— Exercise —
Gather up the lines that contain "Output".

>> begin Listing

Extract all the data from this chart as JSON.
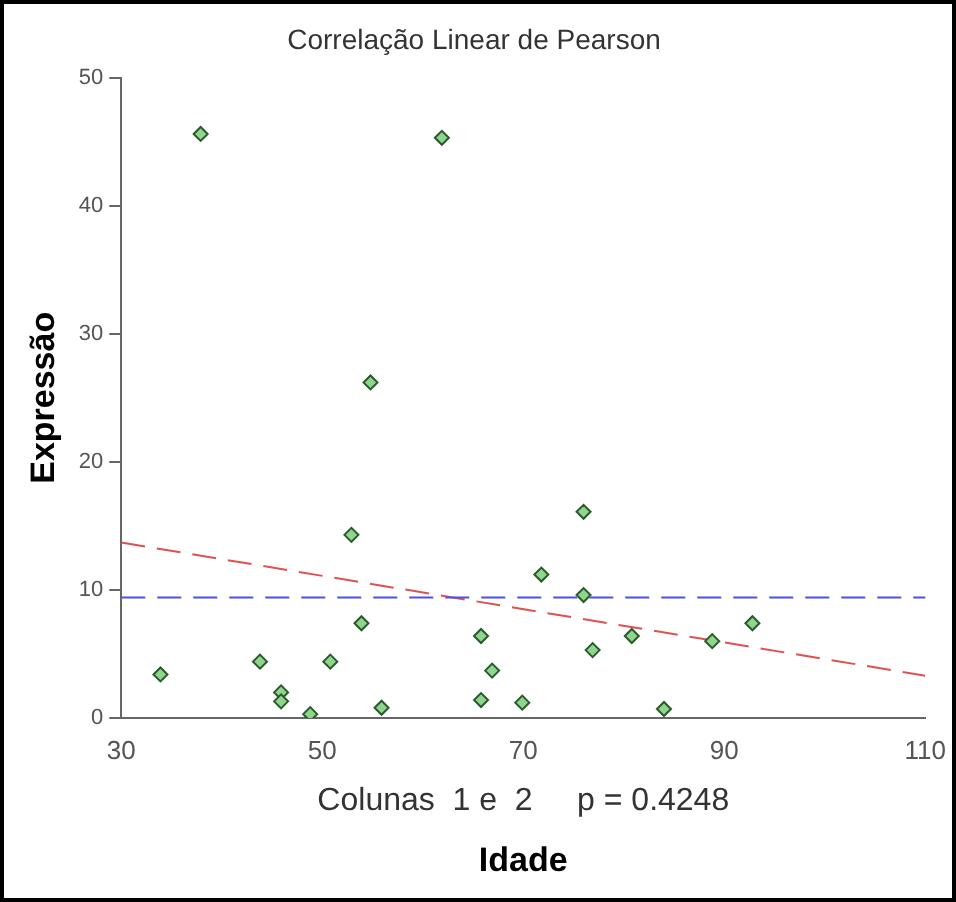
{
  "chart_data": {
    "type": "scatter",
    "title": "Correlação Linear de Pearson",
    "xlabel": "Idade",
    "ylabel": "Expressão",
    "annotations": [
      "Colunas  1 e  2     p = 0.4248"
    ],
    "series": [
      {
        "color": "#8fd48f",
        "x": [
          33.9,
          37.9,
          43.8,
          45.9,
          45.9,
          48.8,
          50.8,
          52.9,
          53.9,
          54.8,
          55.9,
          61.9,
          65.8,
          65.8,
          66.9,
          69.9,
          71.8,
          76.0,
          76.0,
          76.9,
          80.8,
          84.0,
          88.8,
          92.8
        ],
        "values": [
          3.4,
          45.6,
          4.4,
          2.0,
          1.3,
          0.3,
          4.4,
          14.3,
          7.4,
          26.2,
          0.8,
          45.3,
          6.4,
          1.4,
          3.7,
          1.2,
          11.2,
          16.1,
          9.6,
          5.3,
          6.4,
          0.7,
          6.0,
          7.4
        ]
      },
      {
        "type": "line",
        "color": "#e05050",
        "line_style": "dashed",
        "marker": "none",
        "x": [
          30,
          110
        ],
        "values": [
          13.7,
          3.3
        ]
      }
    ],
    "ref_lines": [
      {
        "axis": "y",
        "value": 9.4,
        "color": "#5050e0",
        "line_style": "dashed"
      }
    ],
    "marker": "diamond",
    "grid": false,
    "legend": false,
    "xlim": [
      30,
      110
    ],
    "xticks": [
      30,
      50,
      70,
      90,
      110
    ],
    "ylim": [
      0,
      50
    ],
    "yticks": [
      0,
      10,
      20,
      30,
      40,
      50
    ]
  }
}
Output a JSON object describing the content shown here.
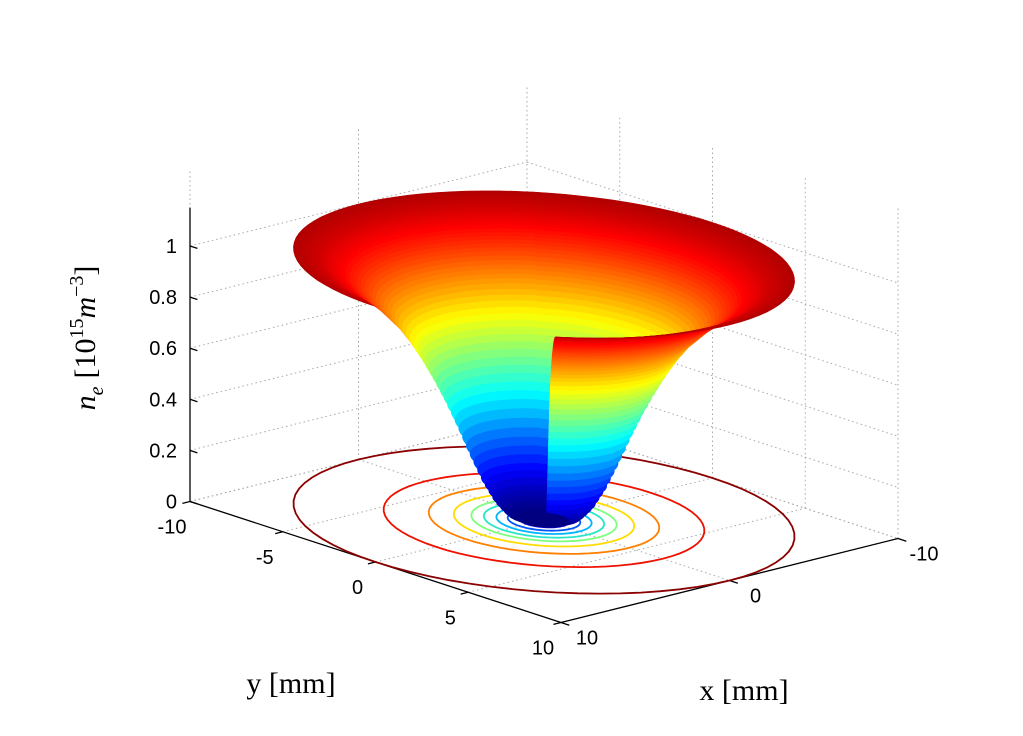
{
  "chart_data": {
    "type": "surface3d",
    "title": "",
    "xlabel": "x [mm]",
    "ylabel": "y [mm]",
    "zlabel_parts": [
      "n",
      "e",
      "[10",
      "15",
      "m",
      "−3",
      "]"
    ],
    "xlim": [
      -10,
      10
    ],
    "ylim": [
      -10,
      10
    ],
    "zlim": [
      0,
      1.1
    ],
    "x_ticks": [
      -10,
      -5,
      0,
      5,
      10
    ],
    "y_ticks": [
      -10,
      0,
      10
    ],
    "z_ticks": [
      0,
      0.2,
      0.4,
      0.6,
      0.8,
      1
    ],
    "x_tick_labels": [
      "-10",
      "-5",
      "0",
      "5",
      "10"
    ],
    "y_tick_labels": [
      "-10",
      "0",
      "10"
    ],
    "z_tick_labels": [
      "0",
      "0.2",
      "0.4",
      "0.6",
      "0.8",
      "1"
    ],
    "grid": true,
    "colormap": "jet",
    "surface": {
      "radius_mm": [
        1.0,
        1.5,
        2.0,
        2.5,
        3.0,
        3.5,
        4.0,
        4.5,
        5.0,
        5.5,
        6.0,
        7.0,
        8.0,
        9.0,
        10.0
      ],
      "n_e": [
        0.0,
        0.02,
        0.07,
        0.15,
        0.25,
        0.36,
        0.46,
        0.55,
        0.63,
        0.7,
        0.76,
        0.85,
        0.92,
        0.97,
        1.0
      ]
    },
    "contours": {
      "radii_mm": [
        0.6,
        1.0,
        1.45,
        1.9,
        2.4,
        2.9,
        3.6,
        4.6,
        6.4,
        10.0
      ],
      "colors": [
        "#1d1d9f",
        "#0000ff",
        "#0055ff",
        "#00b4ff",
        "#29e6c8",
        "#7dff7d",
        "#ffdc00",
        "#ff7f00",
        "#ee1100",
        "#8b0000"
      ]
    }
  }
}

>> end Listing
>> begin Listing

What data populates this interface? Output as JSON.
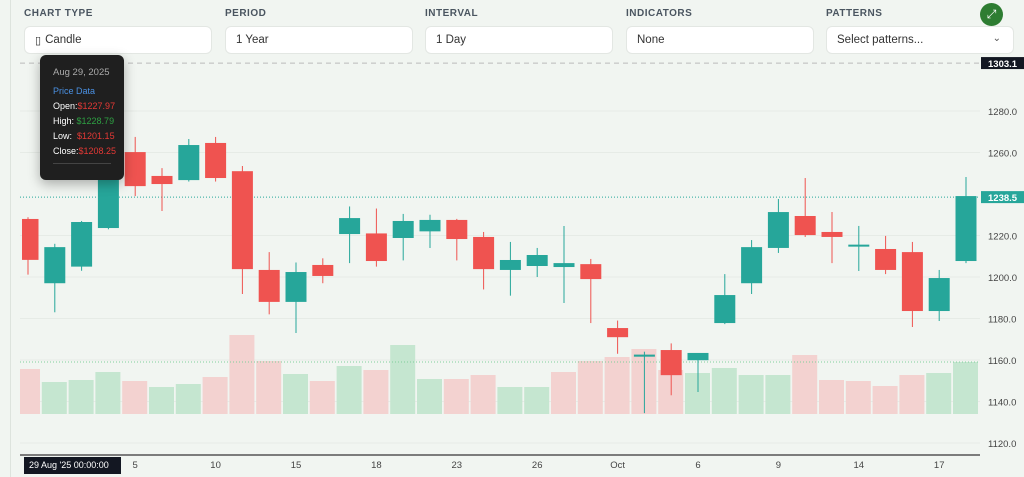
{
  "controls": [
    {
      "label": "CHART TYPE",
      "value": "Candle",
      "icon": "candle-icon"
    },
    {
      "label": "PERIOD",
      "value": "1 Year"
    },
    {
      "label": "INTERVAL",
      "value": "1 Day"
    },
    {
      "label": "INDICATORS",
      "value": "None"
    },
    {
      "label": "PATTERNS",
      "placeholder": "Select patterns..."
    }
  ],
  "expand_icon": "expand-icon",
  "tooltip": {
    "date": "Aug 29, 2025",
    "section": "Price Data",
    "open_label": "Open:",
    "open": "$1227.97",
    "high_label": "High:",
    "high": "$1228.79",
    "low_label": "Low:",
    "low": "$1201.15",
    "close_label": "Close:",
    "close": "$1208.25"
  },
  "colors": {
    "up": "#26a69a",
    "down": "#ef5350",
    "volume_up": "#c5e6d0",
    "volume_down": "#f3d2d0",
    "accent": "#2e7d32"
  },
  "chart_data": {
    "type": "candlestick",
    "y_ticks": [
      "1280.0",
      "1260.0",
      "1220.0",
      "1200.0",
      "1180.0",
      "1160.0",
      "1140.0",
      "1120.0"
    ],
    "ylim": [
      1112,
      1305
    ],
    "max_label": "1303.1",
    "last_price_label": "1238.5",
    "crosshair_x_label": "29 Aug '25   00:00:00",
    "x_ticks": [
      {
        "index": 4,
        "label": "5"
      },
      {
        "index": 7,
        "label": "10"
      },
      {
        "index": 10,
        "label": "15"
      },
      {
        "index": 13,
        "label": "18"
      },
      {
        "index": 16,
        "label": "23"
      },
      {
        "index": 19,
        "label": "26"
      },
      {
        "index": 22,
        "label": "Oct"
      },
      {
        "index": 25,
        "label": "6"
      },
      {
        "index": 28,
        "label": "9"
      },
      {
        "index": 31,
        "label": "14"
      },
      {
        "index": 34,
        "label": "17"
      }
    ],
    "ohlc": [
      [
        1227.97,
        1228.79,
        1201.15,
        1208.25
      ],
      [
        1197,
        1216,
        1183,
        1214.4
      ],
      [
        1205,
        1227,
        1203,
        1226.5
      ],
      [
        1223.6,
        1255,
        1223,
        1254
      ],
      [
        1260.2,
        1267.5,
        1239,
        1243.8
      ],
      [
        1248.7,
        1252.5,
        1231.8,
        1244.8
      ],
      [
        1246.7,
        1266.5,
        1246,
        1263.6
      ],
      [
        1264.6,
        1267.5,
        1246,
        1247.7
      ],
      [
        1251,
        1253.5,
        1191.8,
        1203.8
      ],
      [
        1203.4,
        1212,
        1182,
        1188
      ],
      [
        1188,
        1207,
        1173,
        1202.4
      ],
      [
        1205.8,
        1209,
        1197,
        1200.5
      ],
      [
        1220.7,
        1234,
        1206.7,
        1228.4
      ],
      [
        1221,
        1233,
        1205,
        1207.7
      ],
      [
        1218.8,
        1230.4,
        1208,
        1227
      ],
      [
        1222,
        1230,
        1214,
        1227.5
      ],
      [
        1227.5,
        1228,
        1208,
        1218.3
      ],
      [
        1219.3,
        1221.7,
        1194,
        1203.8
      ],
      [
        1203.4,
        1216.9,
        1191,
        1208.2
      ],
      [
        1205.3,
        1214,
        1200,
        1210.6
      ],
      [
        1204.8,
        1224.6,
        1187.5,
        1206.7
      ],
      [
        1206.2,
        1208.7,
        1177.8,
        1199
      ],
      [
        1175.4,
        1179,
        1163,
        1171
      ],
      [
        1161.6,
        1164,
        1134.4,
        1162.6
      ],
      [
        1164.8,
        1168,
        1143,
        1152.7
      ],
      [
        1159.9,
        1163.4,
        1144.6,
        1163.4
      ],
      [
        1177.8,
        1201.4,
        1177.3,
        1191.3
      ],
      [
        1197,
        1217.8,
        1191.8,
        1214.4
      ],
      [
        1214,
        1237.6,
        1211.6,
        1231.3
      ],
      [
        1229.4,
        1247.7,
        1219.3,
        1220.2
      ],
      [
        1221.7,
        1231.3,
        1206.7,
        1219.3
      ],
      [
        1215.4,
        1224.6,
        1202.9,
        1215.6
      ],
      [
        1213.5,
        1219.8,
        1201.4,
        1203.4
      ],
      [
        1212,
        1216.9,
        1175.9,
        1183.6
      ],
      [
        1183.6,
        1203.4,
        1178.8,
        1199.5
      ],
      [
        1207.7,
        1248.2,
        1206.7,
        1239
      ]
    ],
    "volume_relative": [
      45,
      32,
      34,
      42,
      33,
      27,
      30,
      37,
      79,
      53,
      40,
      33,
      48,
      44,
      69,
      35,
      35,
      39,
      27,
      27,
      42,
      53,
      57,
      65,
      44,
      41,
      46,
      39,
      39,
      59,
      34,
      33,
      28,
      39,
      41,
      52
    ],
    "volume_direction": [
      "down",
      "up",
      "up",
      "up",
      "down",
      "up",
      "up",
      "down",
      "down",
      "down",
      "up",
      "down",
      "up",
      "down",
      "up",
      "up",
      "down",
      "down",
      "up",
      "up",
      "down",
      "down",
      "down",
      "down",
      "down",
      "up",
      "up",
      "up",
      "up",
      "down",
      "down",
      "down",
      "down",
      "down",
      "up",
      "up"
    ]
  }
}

>> end Listing

— Answer for this exercise —
Output a JSON object describing the content shown here.
What data populates this interface? Output as JSON.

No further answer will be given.